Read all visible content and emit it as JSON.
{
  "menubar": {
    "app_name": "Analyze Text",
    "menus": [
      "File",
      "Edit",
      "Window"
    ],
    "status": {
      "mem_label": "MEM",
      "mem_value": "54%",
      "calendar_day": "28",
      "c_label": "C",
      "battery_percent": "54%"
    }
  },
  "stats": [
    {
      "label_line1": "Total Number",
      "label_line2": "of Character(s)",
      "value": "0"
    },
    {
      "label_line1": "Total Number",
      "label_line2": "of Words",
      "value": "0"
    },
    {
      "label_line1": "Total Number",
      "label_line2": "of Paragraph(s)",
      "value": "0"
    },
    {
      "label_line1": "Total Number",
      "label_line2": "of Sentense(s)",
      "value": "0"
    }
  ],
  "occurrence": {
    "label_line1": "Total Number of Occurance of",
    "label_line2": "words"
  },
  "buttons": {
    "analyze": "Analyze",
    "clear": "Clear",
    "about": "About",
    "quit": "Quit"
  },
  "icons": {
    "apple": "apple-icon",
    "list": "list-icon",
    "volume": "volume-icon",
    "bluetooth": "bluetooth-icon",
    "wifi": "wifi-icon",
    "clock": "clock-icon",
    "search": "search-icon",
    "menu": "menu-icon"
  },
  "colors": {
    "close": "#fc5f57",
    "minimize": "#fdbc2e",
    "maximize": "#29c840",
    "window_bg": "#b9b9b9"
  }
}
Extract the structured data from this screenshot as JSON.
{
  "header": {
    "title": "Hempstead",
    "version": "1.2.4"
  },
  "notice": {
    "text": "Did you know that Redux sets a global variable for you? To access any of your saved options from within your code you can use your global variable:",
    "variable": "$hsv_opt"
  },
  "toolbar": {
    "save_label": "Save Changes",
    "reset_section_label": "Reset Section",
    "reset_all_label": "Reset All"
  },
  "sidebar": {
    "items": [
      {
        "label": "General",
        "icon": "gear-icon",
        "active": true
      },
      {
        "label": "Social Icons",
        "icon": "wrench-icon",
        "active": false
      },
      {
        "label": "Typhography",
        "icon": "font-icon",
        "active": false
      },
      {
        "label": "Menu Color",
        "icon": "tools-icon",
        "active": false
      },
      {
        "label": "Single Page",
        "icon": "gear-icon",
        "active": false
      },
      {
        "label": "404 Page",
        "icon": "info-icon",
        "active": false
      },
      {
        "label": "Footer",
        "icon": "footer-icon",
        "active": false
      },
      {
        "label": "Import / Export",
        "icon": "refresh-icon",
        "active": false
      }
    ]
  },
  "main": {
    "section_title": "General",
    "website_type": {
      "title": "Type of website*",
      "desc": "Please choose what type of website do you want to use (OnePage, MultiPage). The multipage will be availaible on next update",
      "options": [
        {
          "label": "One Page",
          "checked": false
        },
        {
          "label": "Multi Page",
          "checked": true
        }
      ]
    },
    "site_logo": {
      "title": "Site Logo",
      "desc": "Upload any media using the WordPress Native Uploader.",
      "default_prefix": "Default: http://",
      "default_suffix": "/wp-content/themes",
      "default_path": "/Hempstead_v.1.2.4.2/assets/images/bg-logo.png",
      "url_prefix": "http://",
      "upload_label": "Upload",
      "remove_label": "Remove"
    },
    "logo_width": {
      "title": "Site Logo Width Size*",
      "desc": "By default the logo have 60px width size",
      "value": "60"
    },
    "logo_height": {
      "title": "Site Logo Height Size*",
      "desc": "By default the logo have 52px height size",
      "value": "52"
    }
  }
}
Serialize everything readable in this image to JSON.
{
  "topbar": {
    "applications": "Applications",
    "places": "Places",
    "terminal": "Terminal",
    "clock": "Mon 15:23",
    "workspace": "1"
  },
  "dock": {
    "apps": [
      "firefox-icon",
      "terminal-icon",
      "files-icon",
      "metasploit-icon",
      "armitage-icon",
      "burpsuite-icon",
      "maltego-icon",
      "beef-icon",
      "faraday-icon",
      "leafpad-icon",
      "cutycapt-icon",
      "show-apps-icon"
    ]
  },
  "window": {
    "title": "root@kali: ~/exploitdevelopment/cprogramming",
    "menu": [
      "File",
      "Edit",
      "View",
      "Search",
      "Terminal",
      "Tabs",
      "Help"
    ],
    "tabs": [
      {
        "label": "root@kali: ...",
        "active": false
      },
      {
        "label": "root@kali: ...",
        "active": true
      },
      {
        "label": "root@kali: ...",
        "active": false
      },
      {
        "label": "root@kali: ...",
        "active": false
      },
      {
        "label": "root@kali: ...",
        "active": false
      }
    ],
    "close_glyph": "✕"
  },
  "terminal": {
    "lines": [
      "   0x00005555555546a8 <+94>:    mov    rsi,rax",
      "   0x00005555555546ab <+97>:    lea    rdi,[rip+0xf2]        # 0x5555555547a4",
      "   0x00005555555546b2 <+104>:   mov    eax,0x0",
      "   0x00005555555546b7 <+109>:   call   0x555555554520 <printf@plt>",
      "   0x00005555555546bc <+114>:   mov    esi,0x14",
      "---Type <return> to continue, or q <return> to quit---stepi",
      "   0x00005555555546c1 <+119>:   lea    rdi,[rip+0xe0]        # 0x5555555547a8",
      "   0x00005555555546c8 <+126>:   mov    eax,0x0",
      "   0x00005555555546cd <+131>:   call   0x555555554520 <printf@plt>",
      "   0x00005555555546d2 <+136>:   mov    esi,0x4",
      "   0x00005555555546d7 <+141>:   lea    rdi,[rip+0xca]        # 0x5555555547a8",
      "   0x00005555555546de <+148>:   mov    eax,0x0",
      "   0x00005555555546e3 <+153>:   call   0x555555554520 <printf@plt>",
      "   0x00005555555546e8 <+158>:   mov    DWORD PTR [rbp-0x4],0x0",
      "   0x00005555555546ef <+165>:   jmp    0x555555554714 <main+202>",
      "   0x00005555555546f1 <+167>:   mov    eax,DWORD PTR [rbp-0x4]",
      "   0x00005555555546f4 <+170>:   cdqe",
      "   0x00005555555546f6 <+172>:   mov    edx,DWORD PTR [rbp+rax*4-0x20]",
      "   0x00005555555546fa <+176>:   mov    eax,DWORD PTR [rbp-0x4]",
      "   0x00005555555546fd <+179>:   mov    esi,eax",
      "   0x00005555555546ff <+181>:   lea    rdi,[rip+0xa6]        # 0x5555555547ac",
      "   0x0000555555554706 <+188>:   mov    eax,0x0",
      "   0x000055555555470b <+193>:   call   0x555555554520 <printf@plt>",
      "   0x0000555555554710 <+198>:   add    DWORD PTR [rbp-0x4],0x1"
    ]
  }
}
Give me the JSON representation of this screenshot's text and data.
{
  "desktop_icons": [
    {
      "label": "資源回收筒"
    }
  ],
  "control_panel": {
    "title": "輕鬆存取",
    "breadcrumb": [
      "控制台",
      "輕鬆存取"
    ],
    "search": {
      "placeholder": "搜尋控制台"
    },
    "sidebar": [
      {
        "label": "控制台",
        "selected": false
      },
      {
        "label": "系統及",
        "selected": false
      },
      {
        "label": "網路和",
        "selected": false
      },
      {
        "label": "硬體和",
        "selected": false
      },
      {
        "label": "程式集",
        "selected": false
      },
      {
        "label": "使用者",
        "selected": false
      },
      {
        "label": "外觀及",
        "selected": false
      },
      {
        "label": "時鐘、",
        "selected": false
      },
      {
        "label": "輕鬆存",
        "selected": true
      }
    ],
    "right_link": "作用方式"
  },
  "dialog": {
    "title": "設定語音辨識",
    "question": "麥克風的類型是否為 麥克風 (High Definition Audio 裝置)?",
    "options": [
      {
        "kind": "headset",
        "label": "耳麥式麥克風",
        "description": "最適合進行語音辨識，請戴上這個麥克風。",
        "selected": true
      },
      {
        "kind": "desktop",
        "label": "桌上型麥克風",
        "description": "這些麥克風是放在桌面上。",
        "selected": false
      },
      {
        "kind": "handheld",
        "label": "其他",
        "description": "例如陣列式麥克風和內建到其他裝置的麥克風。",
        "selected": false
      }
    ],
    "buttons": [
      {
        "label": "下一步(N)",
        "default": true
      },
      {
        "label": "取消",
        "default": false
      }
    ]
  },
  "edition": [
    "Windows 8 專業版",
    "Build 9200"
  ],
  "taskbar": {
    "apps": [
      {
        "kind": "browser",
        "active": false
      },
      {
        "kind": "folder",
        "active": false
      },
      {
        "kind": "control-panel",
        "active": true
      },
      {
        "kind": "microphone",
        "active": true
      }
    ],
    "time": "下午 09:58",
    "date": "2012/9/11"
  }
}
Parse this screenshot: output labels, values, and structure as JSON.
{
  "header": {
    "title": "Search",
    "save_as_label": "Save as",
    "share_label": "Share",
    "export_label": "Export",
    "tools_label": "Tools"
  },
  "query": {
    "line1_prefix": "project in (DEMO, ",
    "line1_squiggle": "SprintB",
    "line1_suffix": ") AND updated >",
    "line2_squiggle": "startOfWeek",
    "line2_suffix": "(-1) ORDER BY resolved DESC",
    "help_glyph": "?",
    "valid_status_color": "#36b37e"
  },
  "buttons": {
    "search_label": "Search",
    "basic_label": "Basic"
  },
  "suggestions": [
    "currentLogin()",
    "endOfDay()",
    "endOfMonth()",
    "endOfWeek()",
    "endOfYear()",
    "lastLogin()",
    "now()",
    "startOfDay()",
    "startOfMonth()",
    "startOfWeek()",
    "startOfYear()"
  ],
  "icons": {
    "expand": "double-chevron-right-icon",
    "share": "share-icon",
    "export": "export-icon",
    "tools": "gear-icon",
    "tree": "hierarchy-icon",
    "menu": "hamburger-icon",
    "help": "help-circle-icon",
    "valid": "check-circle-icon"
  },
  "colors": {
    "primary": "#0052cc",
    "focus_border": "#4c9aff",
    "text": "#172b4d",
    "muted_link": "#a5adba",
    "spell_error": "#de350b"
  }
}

━━━━━━━━

Search the listing for the word "kind". Copy every line in which it occurs.

        "kind": "headset",
        "kind": "desktop",
        "kind": "handheld",
        "kind": "browser",
        "kind": "folder",
        "kind": "control-panel",
        "kind": "microphone",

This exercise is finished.